-- START Recorded information --

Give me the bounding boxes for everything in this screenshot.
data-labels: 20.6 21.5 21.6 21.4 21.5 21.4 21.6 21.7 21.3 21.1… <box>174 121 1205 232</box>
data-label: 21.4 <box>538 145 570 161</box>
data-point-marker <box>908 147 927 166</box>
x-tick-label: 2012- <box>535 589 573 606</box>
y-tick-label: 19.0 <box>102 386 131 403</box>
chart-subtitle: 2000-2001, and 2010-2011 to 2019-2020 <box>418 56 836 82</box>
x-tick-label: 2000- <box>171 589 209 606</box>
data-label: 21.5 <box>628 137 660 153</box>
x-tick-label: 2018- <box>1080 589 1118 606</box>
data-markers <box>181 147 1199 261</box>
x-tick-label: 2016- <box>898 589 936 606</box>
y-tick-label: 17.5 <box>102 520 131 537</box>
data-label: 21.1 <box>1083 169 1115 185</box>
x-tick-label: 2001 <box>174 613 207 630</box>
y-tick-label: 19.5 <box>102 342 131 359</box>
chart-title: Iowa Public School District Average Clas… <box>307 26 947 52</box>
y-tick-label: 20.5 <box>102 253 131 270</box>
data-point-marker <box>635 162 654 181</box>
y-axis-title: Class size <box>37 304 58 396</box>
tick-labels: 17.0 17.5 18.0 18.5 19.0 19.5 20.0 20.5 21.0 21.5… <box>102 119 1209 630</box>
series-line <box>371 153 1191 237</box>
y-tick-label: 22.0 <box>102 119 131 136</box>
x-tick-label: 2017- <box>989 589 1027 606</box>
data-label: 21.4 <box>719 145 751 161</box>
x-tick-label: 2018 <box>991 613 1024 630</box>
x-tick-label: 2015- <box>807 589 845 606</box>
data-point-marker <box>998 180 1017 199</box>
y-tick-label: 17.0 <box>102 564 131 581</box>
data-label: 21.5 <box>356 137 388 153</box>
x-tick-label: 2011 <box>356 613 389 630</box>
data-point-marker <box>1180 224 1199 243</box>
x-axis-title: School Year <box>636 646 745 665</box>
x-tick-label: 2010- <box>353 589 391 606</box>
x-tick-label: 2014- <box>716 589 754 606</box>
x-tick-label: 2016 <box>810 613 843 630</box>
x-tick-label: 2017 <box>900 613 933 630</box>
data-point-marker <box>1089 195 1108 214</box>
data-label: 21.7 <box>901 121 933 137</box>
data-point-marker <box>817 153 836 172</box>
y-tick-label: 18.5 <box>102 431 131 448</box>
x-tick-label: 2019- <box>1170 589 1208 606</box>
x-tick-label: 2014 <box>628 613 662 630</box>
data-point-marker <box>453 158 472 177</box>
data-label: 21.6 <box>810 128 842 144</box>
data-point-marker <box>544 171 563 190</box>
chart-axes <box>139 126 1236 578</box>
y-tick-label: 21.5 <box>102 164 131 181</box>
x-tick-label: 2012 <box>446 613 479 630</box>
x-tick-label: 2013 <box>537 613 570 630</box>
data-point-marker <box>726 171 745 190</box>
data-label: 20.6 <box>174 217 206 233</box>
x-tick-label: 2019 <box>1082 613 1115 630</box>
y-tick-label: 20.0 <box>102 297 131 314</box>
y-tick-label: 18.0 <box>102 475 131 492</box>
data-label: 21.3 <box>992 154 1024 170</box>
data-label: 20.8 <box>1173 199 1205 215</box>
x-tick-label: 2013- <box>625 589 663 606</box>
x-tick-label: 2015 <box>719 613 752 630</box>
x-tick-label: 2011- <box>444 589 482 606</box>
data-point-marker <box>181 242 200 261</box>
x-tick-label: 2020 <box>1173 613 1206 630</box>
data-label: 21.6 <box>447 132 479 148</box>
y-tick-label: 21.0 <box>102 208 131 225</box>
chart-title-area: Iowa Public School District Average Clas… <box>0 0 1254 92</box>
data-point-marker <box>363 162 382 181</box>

-- END Recorded information --

Stated problem - Convert every line of the entries above into a JSON array of strings, with one string per line and blank lines omitted.

The result -
[
  "Give me the bounding boxes for everything in this screenshot.",
  "data-labels: 20.6 21.5 21.6 21.4 21.5 21.4 21.6 21.7 21.3 21.1… <box>174 121 1205 232</box>",
  "data-label: 21.4 <box>538 145 570 161</box>",
  "data-point-marker <box>908 147 927 166</box>",
  "x-tick-label: 2012- <box>535 589 573 606</box>",
  "y-tick-label: 19.0 <box>102 386 131 403</box>",
  "chart-subtitle: 2000-2001, and 2010-2011 to 2019-2020 <box>418 56 836 82</box>",
  "x-tick-label: 2000- <box>171 589 209 606</box>",
  "data-label: 21.5 <box>628 137 660 153</box>",
  "x-tick-label: 2018- <box>1080 589 1118 606</box>",
  "data-markers <box>181 147 1199 261</box>",
  "x-tick-label: 2016- <box>898 589 936 606</box>",
  "y-tick-label: 17.5 <box>102 520 131 537</box>",
  "data-label: 21.1 <box>1083 169 1115 185</box>",
  "x-tick-label: 2001 <box>174 613 207 630</box>",
  "y-tick-label: 19.5 <box>102 342 131 359</box>",
  "chart-title: Iowa Public School District Average Clas… <box>307 26 947 52</box>",
  "y-tick-label: 20.5 <box>102 253 131 270</box>",
  "data-point-marker <box>635 162 654 181</box>",
  "y-axis-title: Class size <box>37 304 58 396</box>",
  "tick-labels: 17.0 17.5 18.0 18.5 19.0 19.5 20.0 20.5 21.0 21.5… <box>102 119 1209 630</box>",
  "series-line <box>371 153 1191 237</box>",
  "y-tick-label: 22.0 <box>102 119 131 136</box>",
  "x-tick-label: 2017- <box>989 589 1027 606</box>",
  "data-label: 21.4 <box>719 145 751 161</box>",
  "x-tick-label: 2018 <box>991 613 1024 630</box>",
  "x-tick-label: 2015- <box>807 589 845 606</box>",
  "data-point-marker <box>998 180 1017 199</box>",
  "y-tick-label: 17.0 <box>102 564 131 581</box>",
  "data-label: 21.5 <box>356 137 388 153</box>",
  "x-tick-label: 2011 <box>356 613 389 630</box>",
  "data-point-marker <box>1180 224 1199 243</box>",
  "x-axis-title: School Year <box>636 646 745 665</box>",
  "x-tick-label: 2010- <box>353 589 391 606</box>",
  "x-tick-label: 2014- <box>716 589 754 606</box>",
  "x-tick-label: 2016 <box>810 613 843 630</box>",
  "x-tick-label: 2017 <box>900 613 933 630</box>",
  "data-point-marker <box>1089 195 1108 214</box>",
  "data-label: 21.7 <box>901 121 933 137</box>",
  "data-point-marker <box>817 153 836 172</box>",
  "y-tick-label: 18.5 <box>102 431 131 448</box>",
  "x-tick-label: 2019- <box>1170 589 1208 606</box>",
  "x-tick-label: 2014 <box>628 613 662 630</box>",
  "data-point-marker <box>453 158 472 177</box>",
  "data-label: 21.6 <box>810 128 842 144</box>",
  "data-point-marker <box>544 171 563 190</box>",
  "chart-axes <box>139 126 1236 578</box>",
  "y-tick-label: 21.5 <box>102 164 131 181</box>",
  "x-tick-label: 2012 <box>446 613 479 630</box>",
  "x-tick-label: 2013 <box>537 613 570 630</box>",
  "data-point-marker <box>726 171 745 190</box>",
  "data-label: 20.6 <box>174 217 206 233</box>",
  "x-tick-label: 2019 <box>1082 613 1115 630</box>",
  "y-tick-label: 20.0 <box>102 297 131 314</box>",
  "y-tick-label: 18.0 <box>102 475 131 492</box>",
  "data-label: 21.3 <box>992 154 1024 170</box>",
  "data-label: 20.8 <box>1173 199 1205 215</box>",
  "x-tick-label: 2013- <box>625 589 663 606</box>",
  "x-tick-label: 2015 <box>719 613 752 630</box>",
  "x-tick-label: 2011- <box>444 589 482 606</box>",
  "data-point-marker <box>181 242 200 261</box>",
  "x-tick-label: 2020 <box>1173 613 1206 630</box>",
  "data-label: 21.6 <box>447 132 479 148</box>",
  "y-tick-label: 21.0 <box>102 208 131 225</box>",
  "chart-title-area: Iowa Public School District Average Clas… <box>0 0 1254 92</box>",
  "data-point-marker <box>363 162 382 181</box>"
]